## MATERIAL FOR THIS TASK
━━━━━━━━━━━━━━━━

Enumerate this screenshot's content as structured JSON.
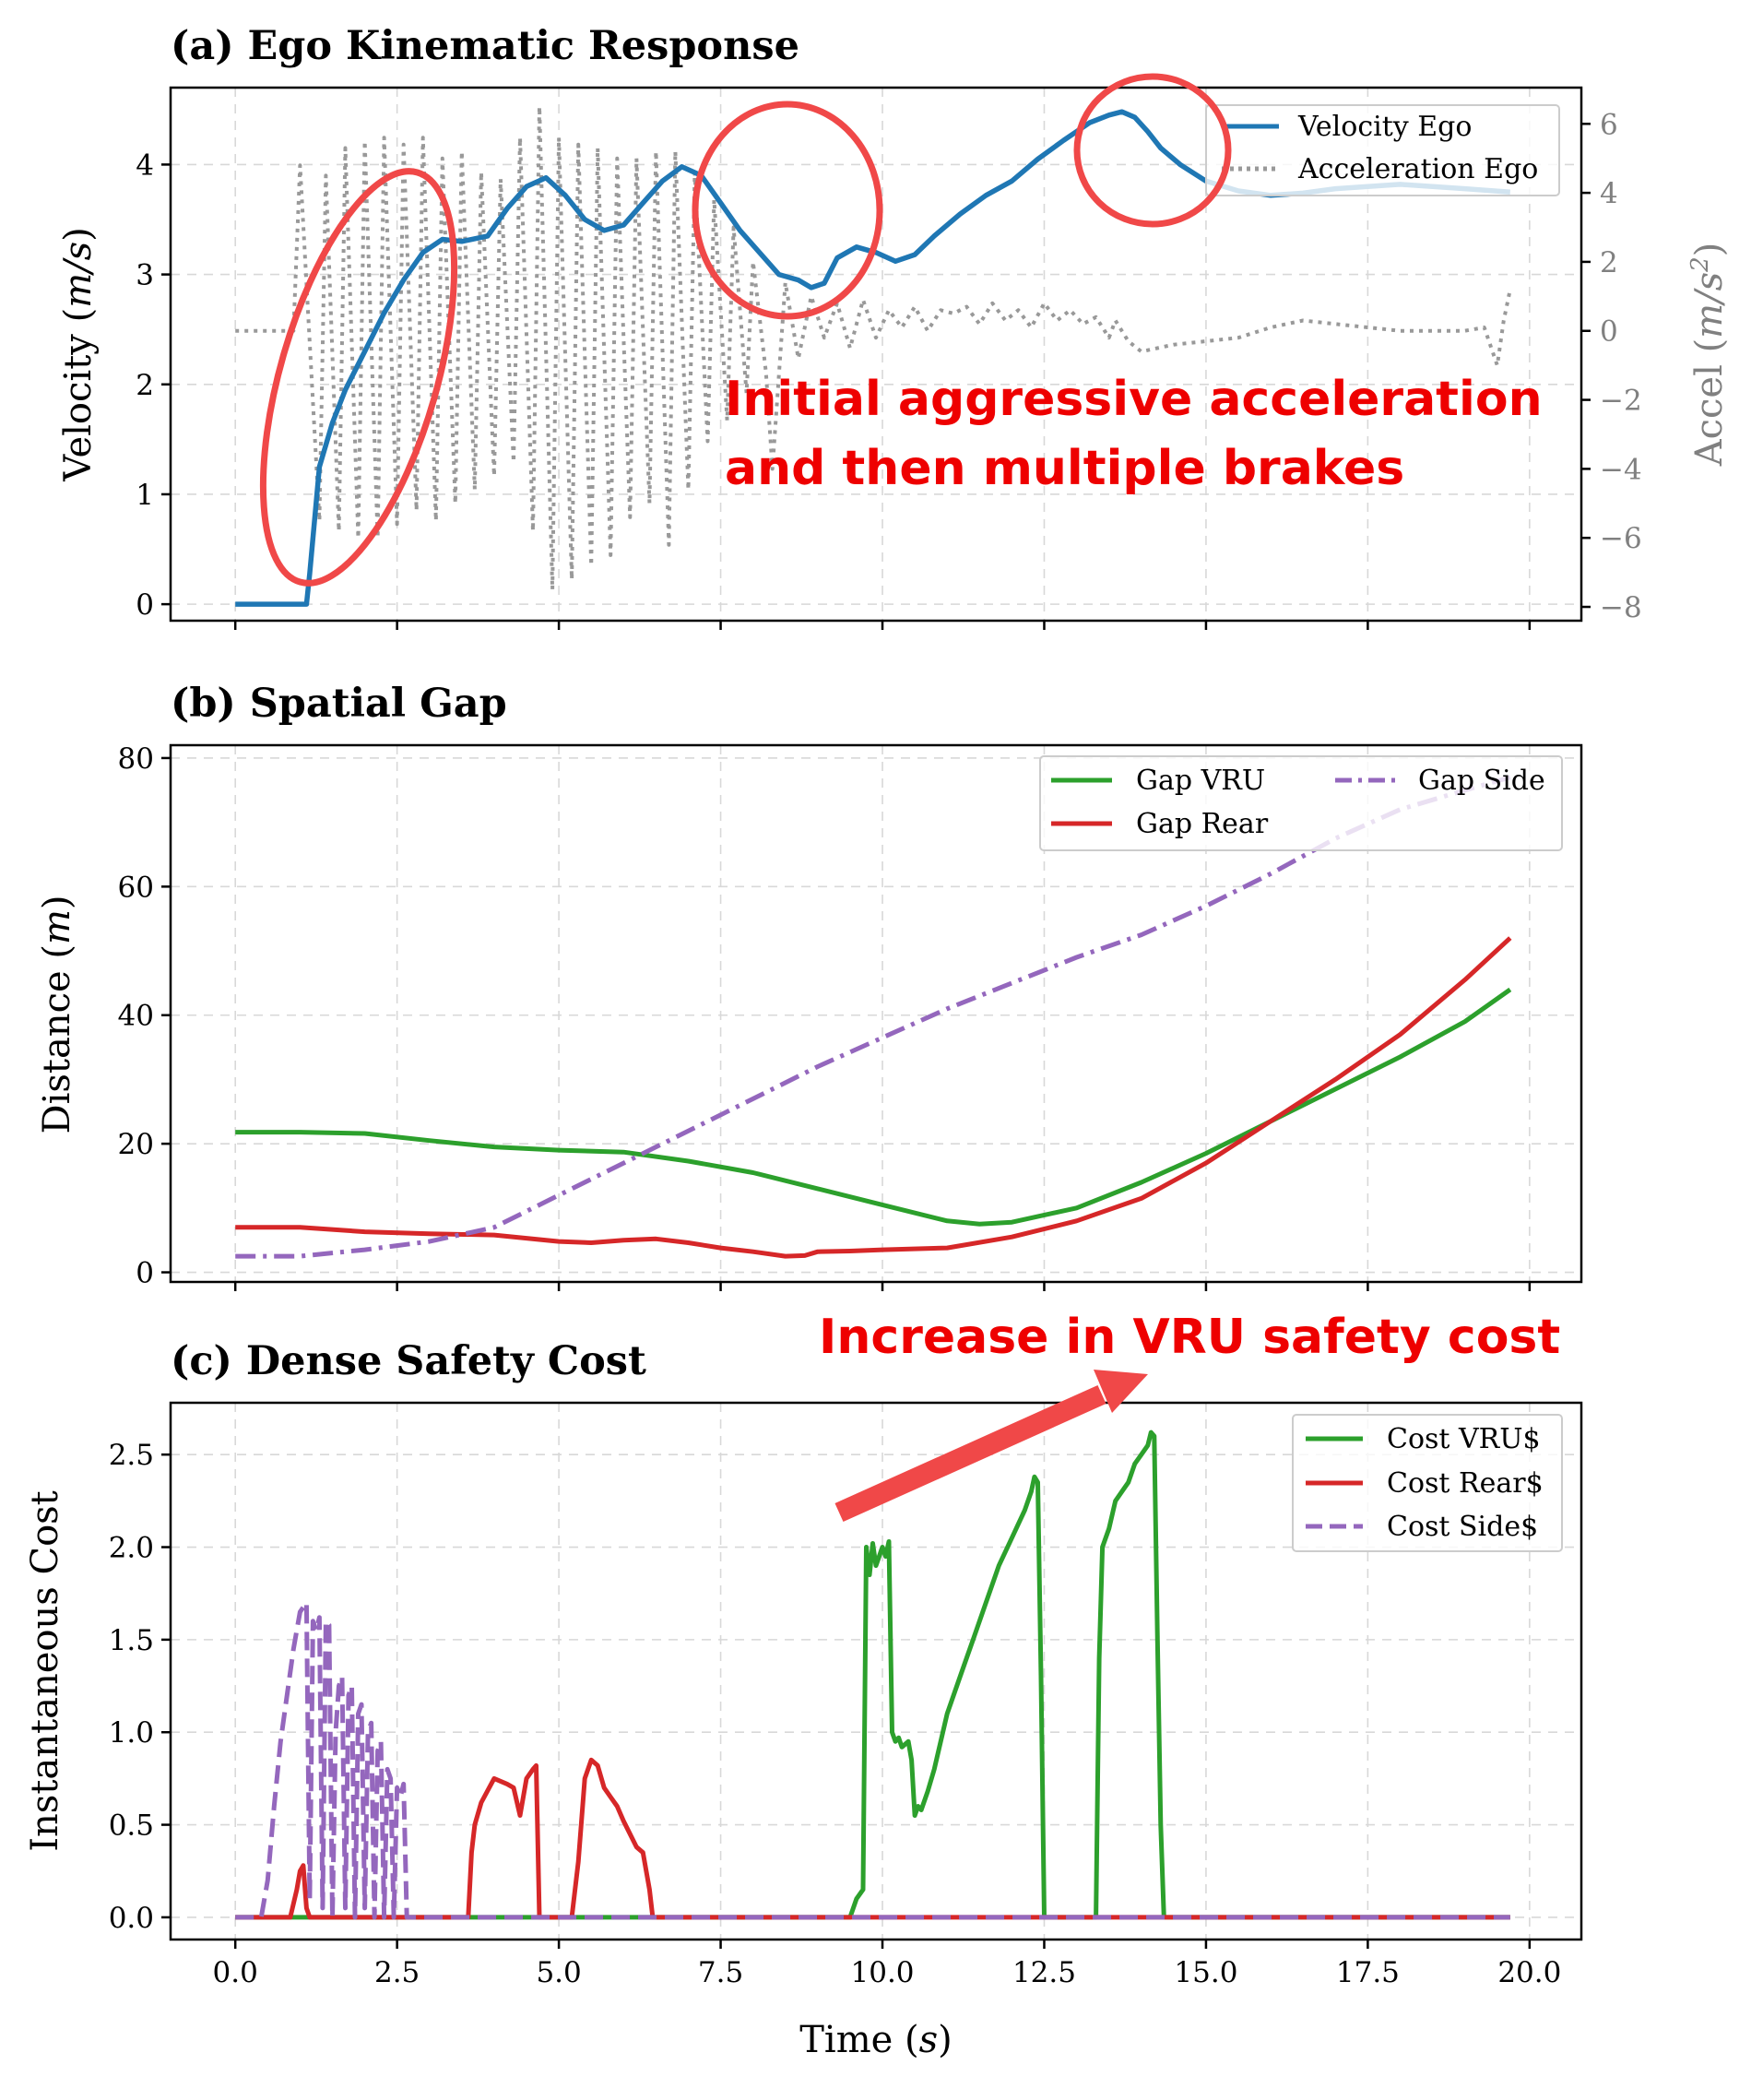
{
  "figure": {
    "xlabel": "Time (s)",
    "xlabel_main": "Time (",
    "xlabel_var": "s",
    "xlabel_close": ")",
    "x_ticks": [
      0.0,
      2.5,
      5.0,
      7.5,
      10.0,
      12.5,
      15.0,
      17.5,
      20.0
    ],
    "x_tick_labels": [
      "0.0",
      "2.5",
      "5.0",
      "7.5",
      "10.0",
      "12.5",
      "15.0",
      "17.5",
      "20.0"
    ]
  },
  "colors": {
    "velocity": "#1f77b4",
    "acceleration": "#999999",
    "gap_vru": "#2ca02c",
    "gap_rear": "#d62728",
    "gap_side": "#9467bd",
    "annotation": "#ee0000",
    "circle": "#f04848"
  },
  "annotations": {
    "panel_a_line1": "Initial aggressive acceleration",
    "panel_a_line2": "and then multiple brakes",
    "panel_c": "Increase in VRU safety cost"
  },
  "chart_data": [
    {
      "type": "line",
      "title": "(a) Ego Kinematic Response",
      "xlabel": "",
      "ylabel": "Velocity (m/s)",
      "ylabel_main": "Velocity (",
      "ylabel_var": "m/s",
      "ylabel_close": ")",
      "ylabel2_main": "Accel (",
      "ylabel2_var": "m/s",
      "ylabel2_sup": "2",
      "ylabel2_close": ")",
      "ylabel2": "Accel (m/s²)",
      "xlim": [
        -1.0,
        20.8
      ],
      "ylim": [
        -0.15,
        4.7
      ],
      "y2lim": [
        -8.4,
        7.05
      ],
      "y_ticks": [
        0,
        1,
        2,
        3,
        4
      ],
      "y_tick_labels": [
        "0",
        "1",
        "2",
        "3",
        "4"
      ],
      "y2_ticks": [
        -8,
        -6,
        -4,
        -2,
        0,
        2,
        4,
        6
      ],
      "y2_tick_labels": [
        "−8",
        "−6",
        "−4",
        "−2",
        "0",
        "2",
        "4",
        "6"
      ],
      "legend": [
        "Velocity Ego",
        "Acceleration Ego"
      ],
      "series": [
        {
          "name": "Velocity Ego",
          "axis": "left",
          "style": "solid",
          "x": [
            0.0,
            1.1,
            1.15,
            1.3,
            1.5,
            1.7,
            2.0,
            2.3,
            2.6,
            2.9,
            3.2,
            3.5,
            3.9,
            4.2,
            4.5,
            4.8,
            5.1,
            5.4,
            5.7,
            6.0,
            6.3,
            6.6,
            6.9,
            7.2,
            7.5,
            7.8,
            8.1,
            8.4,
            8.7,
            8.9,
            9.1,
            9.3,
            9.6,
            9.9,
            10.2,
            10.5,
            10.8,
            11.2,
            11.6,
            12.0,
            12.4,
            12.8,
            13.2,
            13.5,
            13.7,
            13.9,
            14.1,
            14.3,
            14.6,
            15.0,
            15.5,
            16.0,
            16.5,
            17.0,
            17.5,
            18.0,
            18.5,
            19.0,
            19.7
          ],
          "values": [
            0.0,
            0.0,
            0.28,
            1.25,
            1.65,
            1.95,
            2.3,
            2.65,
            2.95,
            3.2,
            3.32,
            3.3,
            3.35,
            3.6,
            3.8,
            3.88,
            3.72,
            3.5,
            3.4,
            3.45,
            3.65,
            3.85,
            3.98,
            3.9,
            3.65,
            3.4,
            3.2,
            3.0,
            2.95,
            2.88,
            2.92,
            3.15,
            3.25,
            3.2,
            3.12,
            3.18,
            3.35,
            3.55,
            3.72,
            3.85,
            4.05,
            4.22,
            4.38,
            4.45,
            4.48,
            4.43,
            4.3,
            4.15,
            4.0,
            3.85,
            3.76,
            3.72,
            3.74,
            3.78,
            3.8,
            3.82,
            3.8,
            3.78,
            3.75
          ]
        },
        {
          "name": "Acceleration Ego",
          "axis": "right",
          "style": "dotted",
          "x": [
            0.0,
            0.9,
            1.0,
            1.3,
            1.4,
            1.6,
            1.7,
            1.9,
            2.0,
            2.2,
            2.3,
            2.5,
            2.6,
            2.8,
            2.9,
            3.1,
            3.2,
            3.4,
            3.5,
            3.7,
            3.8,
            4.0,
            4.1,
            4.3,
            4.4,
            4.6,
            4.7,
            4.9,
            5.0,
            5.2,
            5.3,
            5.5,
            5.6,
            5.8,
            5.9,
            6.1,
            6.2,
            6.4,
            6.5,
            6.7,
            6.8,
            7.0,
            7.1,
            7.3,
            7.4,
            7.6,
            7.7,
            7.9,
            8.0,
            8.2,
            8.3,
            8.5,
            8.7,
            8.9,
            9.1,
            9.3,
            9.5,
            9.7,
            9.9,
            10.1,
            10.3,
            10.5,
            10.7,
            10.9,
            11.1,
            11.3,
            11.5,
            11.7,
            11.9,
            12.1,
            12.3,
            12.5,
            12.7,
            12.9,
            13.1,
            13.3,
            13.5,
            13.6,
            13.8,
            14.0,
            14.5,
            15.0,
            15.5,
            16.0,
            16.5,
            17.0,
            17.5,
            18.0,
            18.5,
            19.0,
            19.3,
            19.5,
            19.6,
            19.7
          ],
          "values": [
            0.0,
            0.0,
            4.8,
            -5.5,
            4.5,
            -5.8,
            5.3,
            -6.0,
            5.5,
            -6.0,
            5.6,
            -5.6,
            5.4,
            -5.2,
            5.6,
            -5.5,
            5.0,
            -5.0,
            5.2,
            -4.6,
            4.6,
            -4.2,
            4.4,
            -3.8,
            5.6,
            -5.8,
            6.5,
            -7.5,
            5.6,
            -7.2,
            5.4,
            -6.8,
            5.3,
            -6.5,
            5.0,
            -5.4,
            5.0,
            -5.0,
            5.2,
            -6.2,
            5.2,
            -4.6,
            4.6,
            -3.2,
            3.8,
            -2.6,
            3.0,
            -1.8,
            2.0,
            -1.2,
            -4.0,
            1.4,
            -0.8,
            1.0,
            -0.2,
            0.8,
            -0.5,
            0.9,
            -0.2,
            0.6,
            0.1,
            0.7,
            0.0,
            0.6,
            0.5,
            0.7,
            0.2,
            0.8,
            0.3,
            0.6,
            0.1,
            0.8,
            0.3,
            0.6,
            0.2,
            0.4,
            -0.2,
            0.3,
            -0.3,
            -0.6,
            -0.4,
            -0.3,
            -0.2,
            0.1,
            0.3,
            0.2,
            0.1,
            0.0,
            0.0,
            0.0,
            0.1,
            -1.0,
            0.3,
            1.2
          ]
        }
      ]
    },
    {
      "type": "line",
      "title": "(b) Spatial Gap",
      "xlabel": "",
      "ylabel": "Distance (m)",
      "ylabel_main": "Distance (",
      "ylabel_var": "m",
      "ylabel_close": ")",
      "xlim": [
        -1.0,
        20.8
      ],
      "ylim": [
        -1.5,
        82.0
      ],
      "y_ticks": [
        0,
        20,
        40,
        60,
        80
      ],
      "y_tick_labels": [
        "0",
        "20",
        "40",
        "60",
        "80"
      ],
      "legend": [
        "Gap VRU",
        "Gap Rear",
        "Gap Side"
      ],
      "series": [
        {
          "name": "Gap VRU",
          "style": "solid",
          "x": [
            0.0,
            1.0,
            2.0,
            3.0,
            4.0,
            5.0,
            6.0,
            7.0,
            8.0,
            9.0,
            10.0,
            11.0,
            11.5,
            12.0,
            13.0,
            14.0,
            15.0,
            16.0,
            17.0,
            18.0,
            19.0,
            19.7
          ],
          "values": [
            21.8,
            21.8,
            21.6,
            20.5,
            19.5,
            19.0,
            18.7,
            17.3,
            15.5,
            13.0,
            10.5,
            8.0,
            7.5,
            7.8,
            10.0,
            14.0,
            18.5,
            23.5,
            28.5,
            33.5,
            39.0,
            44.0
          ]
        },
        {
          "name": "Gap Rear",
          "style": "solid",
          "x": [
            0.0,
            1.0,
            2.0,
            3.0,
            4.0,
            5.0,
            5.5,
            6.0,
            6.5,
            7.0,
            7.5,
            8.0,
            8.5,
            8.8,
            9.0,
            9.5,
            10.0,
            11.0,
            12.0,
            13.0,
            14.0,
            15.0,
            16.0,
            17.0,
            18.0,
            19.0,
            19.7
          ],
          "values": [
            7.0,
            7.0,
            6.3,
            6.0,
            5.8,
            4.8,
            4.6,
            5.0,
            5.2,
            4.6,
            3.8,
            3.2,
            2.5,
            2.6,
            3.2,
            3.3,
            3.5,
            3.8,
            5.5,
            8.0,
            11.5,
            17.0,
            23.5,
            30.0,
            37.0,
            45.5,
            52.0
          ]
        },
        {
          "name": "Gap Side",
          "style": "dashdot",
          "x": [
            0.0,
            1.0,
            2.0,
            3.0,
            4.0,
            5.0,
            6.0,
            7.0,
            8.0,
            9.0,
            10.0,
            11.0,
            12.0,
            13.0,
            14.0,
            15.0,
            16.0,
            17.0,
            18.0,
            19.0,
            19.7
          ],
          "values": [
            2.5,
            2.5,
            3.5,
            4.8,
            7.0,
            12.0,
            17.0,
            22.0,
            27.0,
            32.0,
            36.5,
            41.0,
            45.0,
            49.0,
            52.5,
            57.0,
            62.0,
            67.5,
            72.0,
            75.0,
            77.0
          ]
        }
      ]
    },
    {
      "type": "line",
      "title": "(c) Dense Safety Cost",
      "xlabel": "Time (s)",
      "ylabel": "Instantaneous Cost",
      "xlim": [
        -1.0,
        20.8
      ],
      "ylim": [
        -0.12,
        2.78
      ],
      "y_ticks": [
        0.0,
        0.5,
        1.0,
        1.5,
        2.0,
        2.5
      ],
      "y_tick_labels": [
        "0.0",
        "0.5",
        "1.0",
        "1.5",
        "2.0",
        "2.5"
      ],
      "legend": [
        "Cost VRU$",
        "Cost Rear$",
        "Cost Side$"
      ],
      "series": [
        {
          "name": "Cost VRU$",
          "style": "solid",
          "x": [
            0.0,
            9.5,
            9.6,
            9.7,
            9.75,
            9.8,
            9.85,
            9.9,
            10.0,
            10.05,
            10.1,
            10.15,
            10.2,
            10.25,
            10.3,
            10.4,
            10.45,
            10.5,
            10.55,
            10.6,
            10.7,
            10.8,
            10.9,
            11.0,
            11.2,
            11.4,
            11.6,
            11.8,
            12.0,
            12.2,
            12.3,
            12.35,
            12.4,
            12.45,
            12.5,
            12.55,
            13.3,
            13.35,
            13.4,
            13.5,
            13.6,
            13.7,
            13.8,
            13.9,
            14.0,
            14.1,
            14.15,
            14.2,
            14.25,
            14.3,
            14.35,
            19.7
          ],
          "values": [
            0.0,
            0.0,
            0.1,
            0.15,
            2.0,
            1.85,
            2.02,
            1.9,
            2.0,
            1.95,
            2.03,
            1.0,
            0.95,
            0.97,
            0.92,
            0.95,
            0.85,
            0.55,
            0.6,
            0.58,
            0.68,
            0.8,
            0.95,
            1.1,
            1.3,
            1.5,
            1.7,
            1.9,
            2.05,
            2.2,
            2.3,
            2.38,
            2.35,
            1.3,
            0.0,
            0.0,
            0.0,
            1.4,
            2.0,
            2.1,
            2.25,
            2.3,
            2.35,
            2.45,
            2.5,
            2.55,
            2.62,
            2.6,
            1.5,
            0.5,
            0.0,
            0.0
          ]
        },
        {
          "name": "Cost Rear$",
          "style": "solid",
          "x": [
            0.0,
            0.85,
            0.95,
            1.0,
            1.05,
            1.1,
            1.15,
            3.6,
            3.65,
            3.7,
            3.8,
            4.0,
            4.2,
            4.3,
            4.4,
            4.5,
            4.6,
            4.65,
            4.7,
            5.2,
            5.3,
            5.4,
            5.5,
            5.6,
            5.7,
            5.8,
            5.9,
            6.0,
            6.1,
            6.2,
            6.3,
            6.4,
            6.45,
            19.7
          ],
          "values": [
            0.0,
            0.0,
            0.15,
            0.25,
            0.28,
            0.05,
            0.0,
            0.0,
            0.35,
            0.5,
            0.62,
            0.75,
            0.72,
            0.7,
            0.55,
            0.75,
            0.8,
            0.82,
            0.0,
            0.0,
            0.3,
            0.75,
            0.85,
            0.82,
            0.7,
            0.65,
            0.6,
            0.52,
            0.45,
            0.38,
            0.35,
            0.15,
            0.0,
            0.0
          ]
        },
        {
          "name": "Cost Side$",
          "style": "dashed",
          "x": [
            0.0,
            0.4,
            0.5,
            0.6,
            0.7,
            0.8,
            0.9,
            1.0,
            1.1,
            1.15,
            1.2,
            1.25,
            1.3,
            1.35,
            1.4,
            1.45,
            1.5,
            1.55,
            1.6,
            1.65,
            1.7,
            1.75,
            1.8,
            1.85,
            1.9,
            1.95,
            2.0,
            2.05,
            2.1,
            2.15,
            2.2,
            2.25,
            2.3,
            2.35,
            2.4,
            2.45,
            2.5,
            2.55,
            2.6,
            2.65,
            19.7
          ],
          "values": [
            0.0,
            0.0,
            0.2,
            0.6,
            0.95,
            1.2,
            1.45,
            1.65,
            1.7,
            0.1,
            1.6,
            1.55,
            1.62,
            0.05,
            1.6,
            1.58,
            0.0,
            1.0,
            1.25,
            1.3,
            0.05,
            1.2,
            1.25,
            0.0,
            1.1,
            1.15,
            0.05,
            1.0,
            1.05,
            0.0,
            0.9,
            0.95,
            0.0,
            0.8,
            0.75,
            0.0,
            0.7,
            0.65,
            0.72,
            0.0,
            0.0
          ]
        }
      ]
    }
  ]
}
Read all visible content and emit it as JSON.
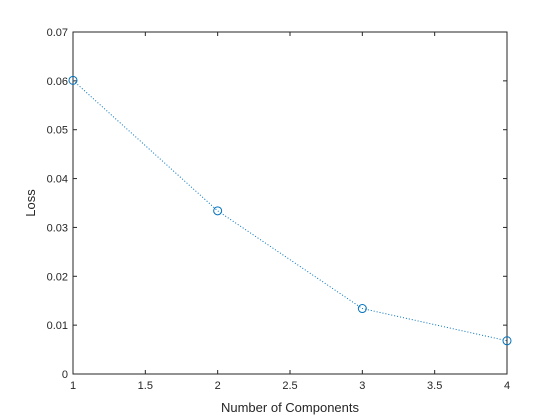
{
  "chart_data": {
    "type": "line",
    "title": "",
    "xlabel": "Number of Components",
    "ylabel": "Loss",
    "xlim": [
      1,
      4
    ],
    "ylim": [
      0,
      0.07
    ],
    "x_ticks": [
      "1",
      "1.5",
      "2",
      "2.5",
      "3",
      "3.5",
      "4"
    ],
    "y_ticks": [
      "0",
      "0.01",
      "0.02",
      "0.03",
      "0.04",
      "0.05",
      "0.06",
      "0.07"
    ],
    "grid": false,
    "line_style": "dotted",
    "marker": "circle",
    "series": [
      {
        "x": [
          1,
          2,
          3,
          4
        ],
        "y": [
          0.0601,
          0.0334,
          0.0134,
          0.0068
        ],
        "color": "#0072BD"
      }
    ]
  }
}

━━━━━━━━━━━━━━━━

## PROBLEM DETAILS
Show, from the listing above, each line that contains the word "Distance".

## THE RESPONSE
      "ylabel": "Distance (m)",
      "ylabel_main": "Distance (",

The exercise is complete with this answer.